JDK-8053904 : JVM Warmup: Investigate class installation overhead
  • Type: Task
  • Component: hotspot
  • Sub-Component: runtime
  • Affected Version: 9
  • Priority: P3
  • Status: Closed
  • Resolution: Fixed
  • Submitted: 2014-07-29
  • Updated: 2014-10-10
  • Resolved: 2014-10-10
Related Reports
Relates :  
Relates :  
Relates :  
Relates :  
Relates :  
Relates :  
Relates :  
Relates :  
Relates :  
Description
When weaving and installing a lot of bytecode in Nashorn, the problem isn't so much the code regeneration as the class installation that is a bottleneck we can't do anything about. Even if we install many classes in bulk inside one doPrivileged operation it is still quite slow and about 15-25% of the compile time overhead.

For example:

cd nashorn/make
ant externals
java -jar dist/nashorn.jar -scripting --log=time ../test/script/basic/compile-octane.js 

will show the class installation time as part of the code generation time as an exit hook.

[Prompt] Resume the JDK bug report on class installation overhead after its last sentence and keep writing it.

[Information given]
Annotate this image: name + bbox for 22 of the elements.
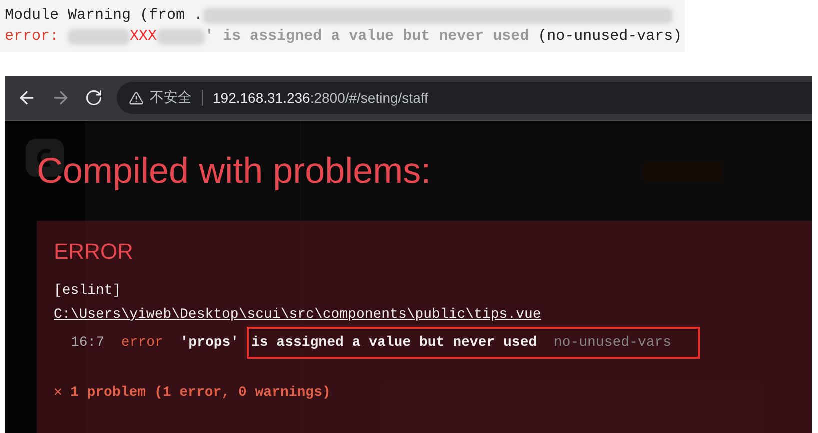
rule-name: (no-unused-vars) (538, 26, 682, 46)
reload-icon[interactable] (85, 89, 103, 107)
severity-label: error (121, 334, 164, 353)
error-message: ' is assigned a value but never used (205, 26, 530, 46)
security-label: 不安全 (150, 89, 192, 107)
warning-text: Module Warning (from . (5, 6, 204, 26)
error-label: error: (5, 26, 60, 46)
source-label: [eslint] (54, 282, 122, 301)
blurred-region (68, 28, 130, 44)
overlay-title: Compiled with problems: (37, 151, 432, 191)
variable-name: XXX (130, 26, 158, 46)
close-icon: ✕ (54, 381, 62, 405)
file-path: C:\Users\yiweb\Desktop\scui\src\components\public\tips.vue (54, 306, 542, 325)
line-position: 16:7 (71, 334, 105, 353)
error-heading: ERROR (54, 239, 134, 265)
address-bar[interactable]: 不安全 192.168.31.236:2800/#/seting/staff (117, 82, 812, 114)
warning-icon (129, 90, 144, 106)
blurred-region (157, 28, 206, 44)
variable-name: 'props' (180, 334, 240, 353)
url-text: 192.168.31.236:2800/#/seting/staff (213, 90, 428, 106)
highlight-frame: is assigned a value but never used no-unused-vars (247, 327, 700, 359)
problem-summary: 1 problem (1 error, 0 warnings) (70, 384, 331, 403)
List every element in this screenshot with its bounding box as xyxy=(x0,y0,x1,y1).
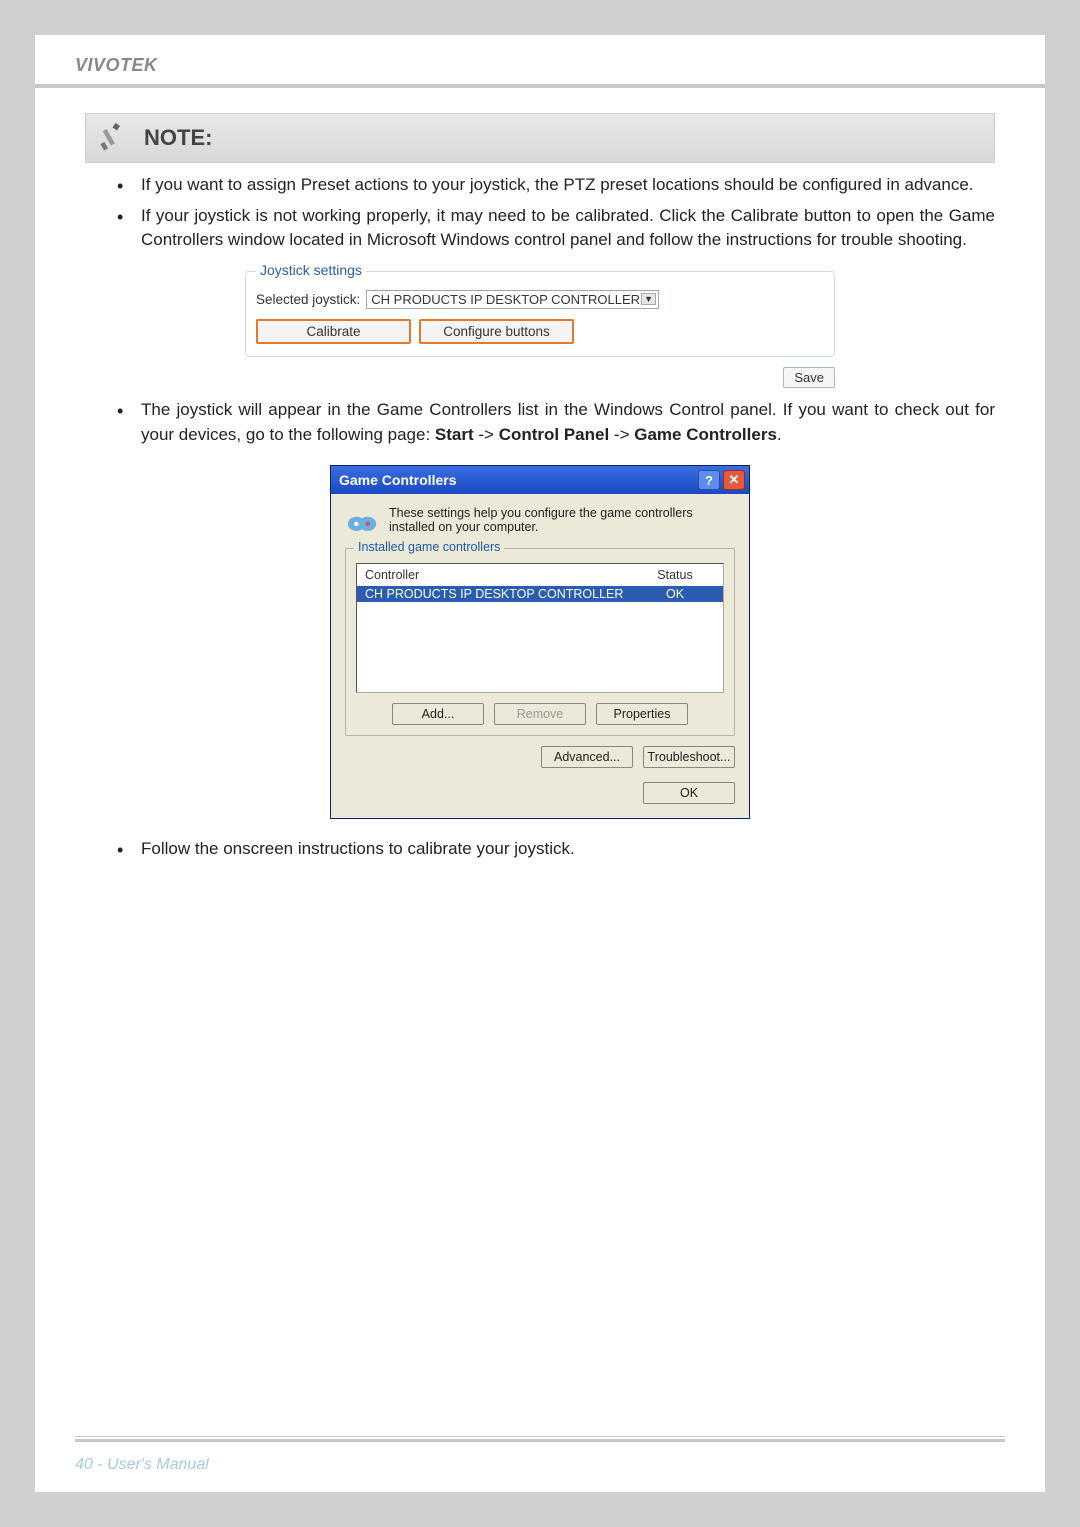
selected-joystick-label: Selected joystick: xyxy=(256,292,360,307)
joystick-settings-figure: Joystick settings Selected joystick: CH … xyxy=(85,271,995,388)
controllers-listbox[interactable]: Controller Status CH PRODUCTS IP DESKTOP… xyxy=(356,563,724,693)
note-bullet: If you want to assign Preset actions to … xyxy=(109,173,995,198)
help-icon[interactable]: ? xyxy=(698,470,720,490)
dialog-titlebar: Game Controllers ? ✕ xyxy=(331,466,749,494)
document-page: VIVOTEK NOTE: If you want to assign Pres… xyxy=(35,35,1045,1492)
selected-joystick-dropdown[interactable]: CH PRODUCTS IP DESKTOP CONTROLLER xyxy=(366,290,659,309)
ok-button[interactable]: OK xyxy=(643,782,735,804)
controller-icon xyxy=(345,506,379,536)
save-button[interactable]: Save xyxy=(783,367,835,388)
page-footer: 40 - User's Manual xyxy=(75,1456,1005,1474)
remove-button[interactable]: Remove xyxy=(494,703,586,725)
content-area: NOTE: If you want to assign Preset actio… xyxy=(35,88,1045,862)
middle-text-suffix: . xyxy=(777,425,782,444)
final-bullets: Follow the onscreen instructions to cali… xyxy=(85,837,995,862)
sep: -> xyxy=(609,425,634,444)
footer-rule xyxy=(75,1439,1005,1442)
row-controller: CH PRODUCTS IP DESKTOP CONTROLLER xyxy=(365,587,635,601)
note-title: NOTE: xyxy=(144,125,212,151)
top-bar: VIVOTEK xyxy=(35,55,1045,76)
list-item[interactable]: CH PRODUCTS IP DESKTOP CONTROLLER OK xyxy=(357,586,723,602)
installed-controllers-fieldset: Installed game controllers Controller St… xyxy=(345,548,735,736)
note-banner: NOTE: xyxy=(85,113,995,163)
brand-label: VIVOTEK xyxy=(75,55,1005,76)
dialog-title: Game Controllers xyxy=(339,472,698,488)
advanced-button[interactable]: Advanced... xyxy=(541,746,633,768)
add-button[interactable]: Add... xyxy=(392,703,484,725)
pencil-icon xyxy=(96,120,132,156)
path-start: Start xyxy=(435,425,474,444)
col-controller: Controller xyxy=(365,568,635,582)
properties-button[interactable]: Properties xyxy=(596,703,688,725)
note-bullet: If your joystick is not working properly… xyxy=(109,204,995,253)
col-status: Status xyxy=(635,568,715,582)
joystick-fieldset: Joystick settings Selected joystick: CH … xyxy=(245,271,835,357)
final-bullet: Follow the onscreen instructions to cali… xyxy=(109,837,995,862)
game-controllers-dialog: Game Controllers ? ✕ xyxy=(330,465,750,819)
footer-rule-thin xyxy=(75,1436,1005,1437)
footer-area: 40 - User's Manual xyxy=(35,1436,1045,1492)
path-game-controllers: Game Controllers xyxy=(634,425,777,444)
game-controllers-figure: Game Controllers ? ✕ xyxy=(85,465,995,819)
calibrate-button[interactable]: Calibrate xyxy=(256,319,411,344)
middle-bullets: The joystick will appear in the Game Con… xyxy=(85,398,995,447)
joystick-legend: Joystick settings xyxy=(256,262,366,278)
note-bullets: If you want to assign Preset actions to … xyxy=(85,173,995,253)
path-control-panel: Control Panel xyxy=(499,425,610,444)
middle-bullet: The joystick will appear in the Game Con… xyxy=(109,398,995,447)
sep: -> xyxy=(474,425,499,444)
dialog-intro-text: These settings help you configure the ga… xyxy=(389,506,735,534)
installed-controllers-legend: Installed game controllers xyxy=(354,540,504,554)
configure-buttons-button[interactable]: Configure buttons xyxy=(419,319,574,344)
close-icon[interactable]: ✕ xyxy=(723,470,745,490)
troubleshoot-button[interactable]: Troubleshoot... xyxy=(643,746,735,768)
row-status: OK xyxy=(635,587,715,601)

[Result for this exercise]
Is there any trick to minimize class installation overhead or low hanging fruit inside the JVM to pick at regarding class installation overhead
Comments
Since we understood a lot about class installation in Nashorn, fixed most of the quirks, and the Nashorn performance work exploded into looking at things outside the class installation, I am closing this issue. Interested parties are welcome to track JDK-8059760 that collects the Nashorn-related performance issues.
10-10-2014

JDK-8059357 is submitted for more performance work in Verifier.
29-09-2014

I think my work is done here for at least a few weeks. I'll keep this issue open to re-profile things after all known issues are fixed.
09-09-2014

JDK-8057936 is submitted for URLClassLoader using the exceptions excessively
09-09-2014

About that case (c) and SymbolTable bottleneck: apart from actual time spent in hashing/equal-ing strings, the SymbolTable itself is overloaded. Here is the run with different SymbolTableSize-s: http://cr.openjdk.java.net/~shade/8053904/class-install-symbol-table-size-1.txt Dynamically-resized SymbolTables should help us here.
09-09-2014

JDK-8057846 is submitted for ClassVerifier::change_sig_to_verificationType bottleneck.
08-09-2014

JDK-8057845 is submitted for ClassVerifier:verify_exception_handler_targets bottleneck.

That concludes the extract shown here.